WHAT IS ASKED
Below are some records. Say in a single number how many of their lines include the word "Weekly".

DATA
"""

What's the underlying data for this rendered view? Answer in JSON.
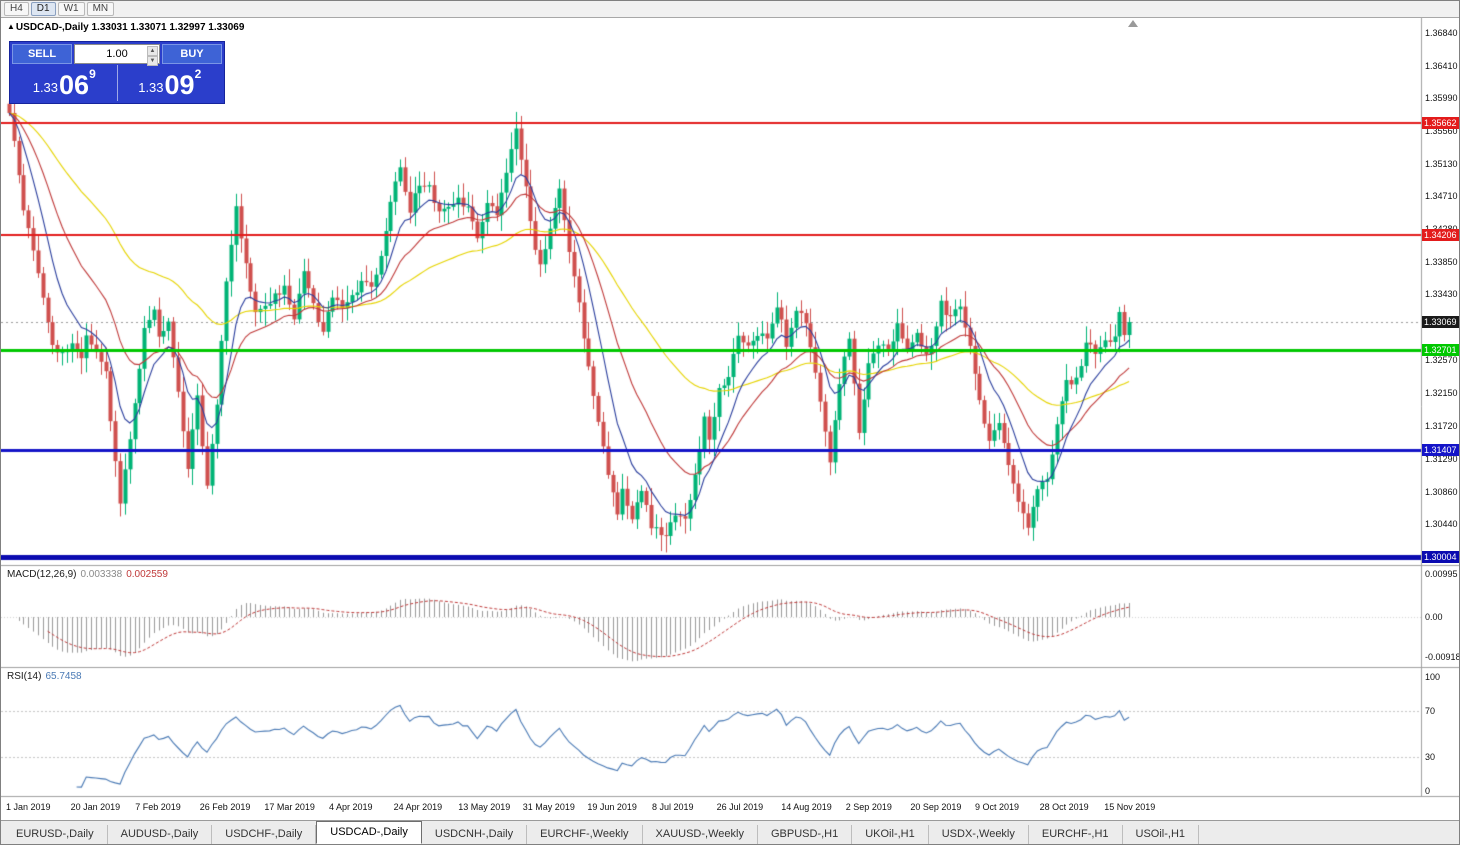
{
  "window": {
    "timeframes": [
      "H4",
      "D1",
      "W1",
      "MN"
    ],
    "active_timeframe": "D1"
  },
  "header": {
    "marker": "▲",
    "symbol": "USDCAD-,Daily",
    "ohlc": "1.33031 1.33071 1.32997 1.33069"
  },
  "trade_panel": {
    "sell_label": "SELL",
    "buy_label": "BUY",
    "volume": "1.00",
    "sell_price": {
      "prefix": "1.33",
      "big": "06",
      "sup": "9"
    },
    "buy_price": {
      "prefix": "1.33",
      "big": "09",
      "sup": "2"
    }
  },
  "indicator_headers": {
    "macd": {
      "title": "MACD(12,26,9)",
      "value1": "0.003338",
      "value2": "0.002559"
    },
    "rsi": {
      "title": "RSI(14)",
      "value": "65.7458"
    }
  },
  "tabs": {
    "active_index": 3,
    "items": [
      "EURUSD-,Daily",
      "AUDUSD-,Daily",
      "USDCHF-,Daily",
      "USDCAD-,Daily",
      "USDCNH-,Daily",
      "EURCHF-,Weekly",
      "XAUUSD-,Weekly",
      "GBPUSD-,H1",
      "UKOil-,H1",
      "USDX-,Weekly",
      "EURCHF-,H1",
      "USOil-,H1"
    ]
  },
  "chart_data": {
    "type": "candlestick",
    "symbol": "USDCAD",
    "period": "Daily",
    "bars": 233,
    "ohlc_display": "1.33031 1.33071 1.32997 1.33069",
    "current_price": {
      "value": 1.33069,
      "label": "1.33069",
      "badge_color": "#1a1a1a"
    },
    "y_axis": {
      "min": 1.2998,
      "max": 1.3702,
      "labels": [
        "1.36840",
        "1.36410",
        "1.35990",
        "1.35560",
        "1.35130",
        "1.34710",
        "1.34280",
        "1.33850",
        "1.33430",
        "1.32570",
        "1.32150",
        "1.31720",
        "1.31290",
        "1.30860",
        "1.30440"
      ]
    },
    "x_axis": {
      "labels": [
        "1 Jan 2019",
        "20 Jan 2019",
        "7 Feb 2019",
        "26 Feb 2019",
        "17 Mar 2019",
        "4 Apr 2019",
        "24 Apr 2019",
        "13 May 2019",
        "31 May 2019",
        "19 Jun 2019",
        "8 Jul 2019",
        "26 Jul 2019",
        "14 Aug 2019",
        "2 Sep 2019",
        "20 Sep 2019",
        "9 Oct 2019",
        "28 Oct 2019",
        "15 Nov 2019"
      ]
    },
    "levels": [
      {
        "label": "1.35662",
        "value": 1.35662,
        "color": "#e31b1b",
        "width": 2
      },
      {
        "label": "1.34206",
        "value": 1.34206,
        "color": "#e31b1b",
        "width": 2
      },
      {
        "label": "1.32701",
        "value": 1.32701,
        "color": "#00c800",
        "width": 3
      },
      {
        "label": "1.31407",
        "value": 1.31407,
        "color": "#1414c8",
        "width": 3
      },
      {
        "label": "1.30004",
        "value": 1.30004,
        "color": "#0b0bb0",
        "width": 5
      }
    ],
    "moving_averages": [
      {
        "type": "ema",
        "period": 55,
        "color": "#e6d400"
      },
      {
        "type": "ema",
        "period": 21,
        "color": "#c03a3a"
      },
      {
        "type": "ema",
        "period": 9,
        "color": "#2b3f9e"
      }
    ],
    "colors": {
      "up": "#00b476",
      "down": "#d0504e",
      "macd_hist": "#9a9a9a",
      "macd_signal": "#c03a3a",
      "rsi_line": "#4a7ab5"
    },
    "indicators": {
      "macd": {
        "params": "12,26,9",
        "value_main": 0.003338,
        "value_signal": 0.002559,
        "axis_labels": [
          "0.00995",
          "0.00",
          "-0.00918"
        ],
        "range": [
          -0.0105,
          0.011
        ]
      },
      "rsi": {
        "period": 14,
        "value": 65.7458,
        "axis_labels": [
          "100",
          "70",
          "30",
          "0"
        ],
        "level_lines": [
          70,
          30
        ]
      }
    },
    "price_anchors": [
      [
        0,
        1.3585
      ],
      [
        1,
        1.3545
      ],
      [
        2,
        1.3495
      ],
      [
        3,
        1.345
      ],
      [
        5,
        1.34
      ],
      [
        7,
        1.334
      ],
      [
        9,
        1.328
      ],
      [
        11,
        1.3265
      ],
      [
        13,
        1.328
      ],
      [
        15,
        1.3255
      ],
      [
        16,
        1.329
      ],
      [
        18,
        1.3265
      ],
      [
        20,
        1.324
      ],
      [
        21,
        1.318
      ],
      [
        23,
        1.3075
      ],
      [
        24,
        1.311
      ],
      [
        26,
        1.32
      ],
      [
        28,
        1.33
      ],
      [
        30,
        1.332
      ],
      [
        31,
        1.329
      ],
      [
        33,
        1.3305
      ],
      [
        35,
        1.322
      ],
      [
        37,
        1.312
      ],
      [
        39,
        1.321
      ],
      [
        41,
        1.309
      ],
      [
        43,
        1.32
      ],
      [
        45,
        1.336
      ],
      [
        47,
        1.3455
      ],
      [
        49,
        1.338
      ],
      [
        51,
        1.332
      ],
      [
        53,
        1.333
      ],
      [
        55,
        1.334
      ],
      [
        57,
        1.335
      ],
      [
        59,
        1.331
      ],
      [
        61,
        1.337
      ],
      [
        63,
        1.333
      ],
      [
        65,
        1.329
      ],
      [
        67,
        1.334
      ],
      [
        69,
        1.333
      ],
      [
        71,
        1.334
      ],
      [
        73,
        1.336
      ],
      [
        75,
        1.335
      ],
      [
        77,
        1.339
      ],
      [
        79,
        1.346
      ],
      [
        81,
        1.351
      ],
      [
        83,
        1.345
      ],
      [
        85,
        1.349
      ],
      [
        87,
        1.348
      ],
      [
        89,
        1.345
      ],
      [
        91,
        1.346
      ],
      [
        93,
        1.3465
      ],
      [
        95,
        1.346
      ],
      [
        97,
        1.342
      ],
      [
        99,
        1.346
      ],
      [
        101,
        1.345
      ],
      [
        103,
        1.35
      ],
      [
        105,
        1.356
      ],
      [
        107,
        1.348
      ],
      [
        109,
        1.34
      ],
      [
        110,
        1.338
      ],
      [
        112,
        1.343
      ],
      [
        114,
        1.348
      ],
      [
        116,
        1.34
      ],
      [
        118,
        1.333
      ],
      [
        120,
        1.325
      ],
      [
        122,
        1.318
      ],
      [
        124,
        1.311
      ],
      [
        126,
        1.306
      ],
      [
        127,
        1.309
      ],
      [
        129,
        1.305
      ],
      [
        131,
        1.309
      ],
      [
        133,
        1.304
      ],
      [
        135,
        1.303
      ],
      [
        136,
        1.3025
      ],
      [
        138,
        1.306
      ],
      [
        140,
        1.305
      ],
      [
        142,
        1.311
      ],
      [
        144,
        1.318
      ],
      [
        145,
        1.315
      ],
      [
        147,
        1.322
      ],
      [
        149,
        1.323
      ],
      [
        151,
        1.329
      ],
      [
        153,
        1.328
      ],
      [
        155,
        1.329
      ],
      [
        157,
        1.329
      ],
      [
        159,
        1.333
      ],
      [
        161,
        1.328
      ],
      [
        163,
        1.332
      ],
      [
        165,
        1.331
      ],
      [
        167,
        1.324
      ],
      [
        169,
        1.316
      ],
      [
        170,
        1.312
      ],
      [
        172,
        1.323
      ],
      [
        174,
        1.329
      ],
      [
        176,
        1.316
      ],
      [
        178,
        1.325
      ],
      [
        180,
        1.328
      ],
      [
        182,
        1.327
      ],
      [
        184,
        1.33
      ],
      [
        186,
        1.327
      ],
      [
        188,
        1.329
      ],
      [
        190,
        1.326
      ],
      [
        192,
        1.33
      ],
      [
        193,
        1.333
      ],
      [
        195,
        1.331
      ],
      [
        197,
        1.333
      ],
      [
        199,
        1.328
      ],
      [
        201,
        1.32
      ],
      [
        203,
        1.315
      ],
      [
        205,
        1.318
      ],
      [
        207,
        1.312
      ],
      [
        209,
        1.307
      ],
      [
        211,
        1.304
      ],
      [
        213,
        1.309
      ],
      [
        215,
        1.31
      ],
      [
        217,
        1.317
      ],
      [
        219,
        1.323
      ],
      [
        221,
        1.323
      ],
      [
        223,
        1.328
      ],
      [
        225,
        1.327
      ],
      [
        227,
        1.328
      ],
      [
        229,
        1.329
      ],
      [
        230,
        1.332
      ],
      [
        231,
        1.329
      ],
      [
        232,
        1.33069
      ]
    ]
  }
}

"""

RESULT
3